▸ **Do this**
Can you transcribe every line exactly and leave the pictures behind?

◇ ◇ ◇ ◇ ◇ ◇ ◇

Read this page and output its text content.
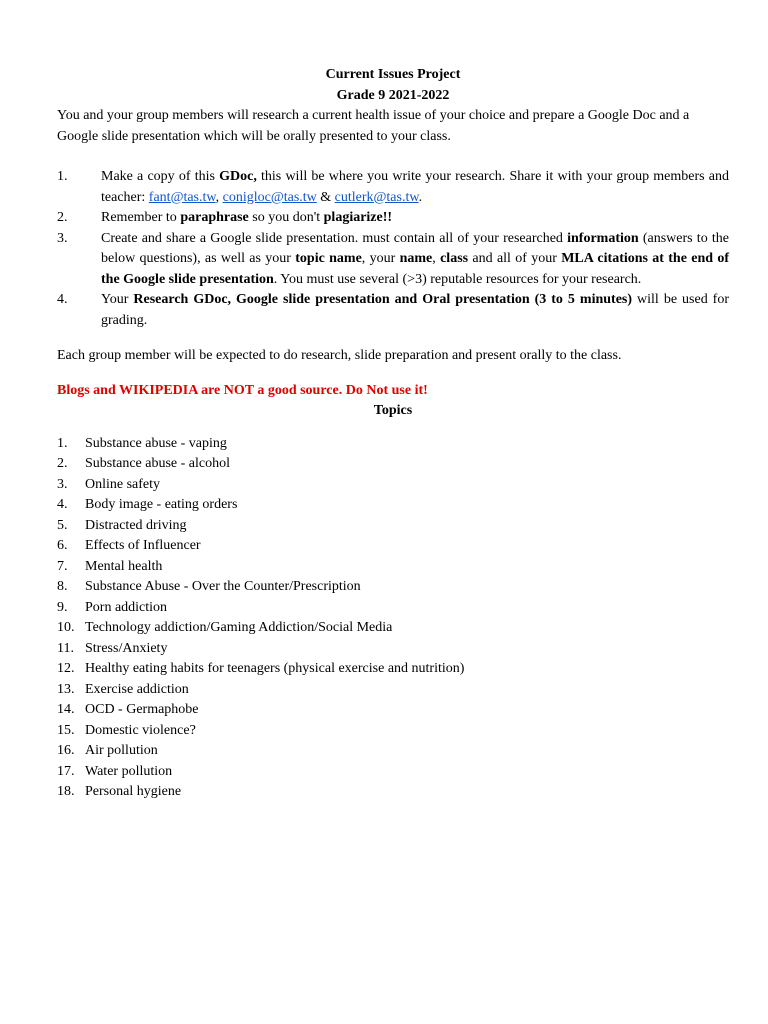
Current Issues Project
Grade 9 2021-2022

You and your group members will research a current health issue of your choice and prepare a Google Doc and a Google slide presentation which will be orally presented to your class.

1. Make a copy of this GDoc, this will be where you write your research. Share it with your group members and teacher: fant@tas.tw, conigloc@tas.tw & cutlerk@tas.tw.
2. Remember to paraphrase so you don't plagiarize!!
3. Create and share a Google slide presentation. must contain all of your researched information (answers to the below questions), as well as your topic name, your name, class and all of your MLA citations at the end of the Google slide presentation. You must use several (>3) reputable resources for your research.
4. Your Research GDoc, Google slide presentation and Oral presentation (3 to 5 minutes) will be used for grading.

Each group member will be expected to do research, slide preparation and present orally to the class.

Blogs and WIKIPEDIA are NOT a good source. Do Not use it!

Topics
1. Substance abuse - vaping
2. Substance abuse - alcohol
3. Online safety
4. Body image - eating orders
5. Distracted driving
6. Effects of Influencer
7. Mental health
8. Substance Abuse - Over the Counter/Prescription
9. Porn addiction
10. Technology addiction/Gaming Addiction/Social Media
11. Stress/Anxiety
12. Healthy eating habits for teenagers (physical exercise and nutrition)
13. Exercise addiction
14. OCD - Germaphobe
15. Domestic violence?
16. Air pollution
17. Water pollution
18. Personal hygiene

◇ ◇ ◇ ◇ ◇ ◇ ◇

▸ **Answer to the task**
Read this page and output its text content.
Current Issues Project
Grade 9 2021-2022

You and your group members will research a current health issue of your choice and prepare a Google Doc and a Google slide presentation which will be orally presented to your class.

1. Make a copy of this GDoc, this will be where you write your research. Share it with your group members and teacher: fant@tas.tw, conigloc@tas.tw & cutlerk@tas.tw.
2. Remember to paraphrase so you don't plagiarize!!
3. Create and share a Google slide presentation. must contain all of your researched information (answers to the below questions), as well as your topic name, your name, class and all of your MLA citations at the end of the Google slide presentation. You must use several (>3) reputable resources for your research.
4. Your Research GDoc, Google slide presentation and Oral presentation (3 to 5 minutes) will be used for grading.

Each group member will be expected to do research, slide preparation and present orally to the class.

Blogs and WIKIPEDIA are NOT a good source. Do Not use it!

Topics
1. Substance abuse - vaping
2. Substance abuse - alcohol
3. Online safety
4. Body image - eating orders
5. Distracted driving
6. Effects of Influencer
7. Mental health
8. Substance Abuse - Over the Counter/Prescription
9. Porn addiction
10. Technology addiction/Gaming Addiction/Social Media
11. Stress/Anxiety
12. Healthy eating habits for teenagers (physical exercise and nutrition)
13. Exercise addiction
14. OCD - Germaphobe
15. Domestic violence?
16. Air pollution
17. Water pollution
18. Personal hygiene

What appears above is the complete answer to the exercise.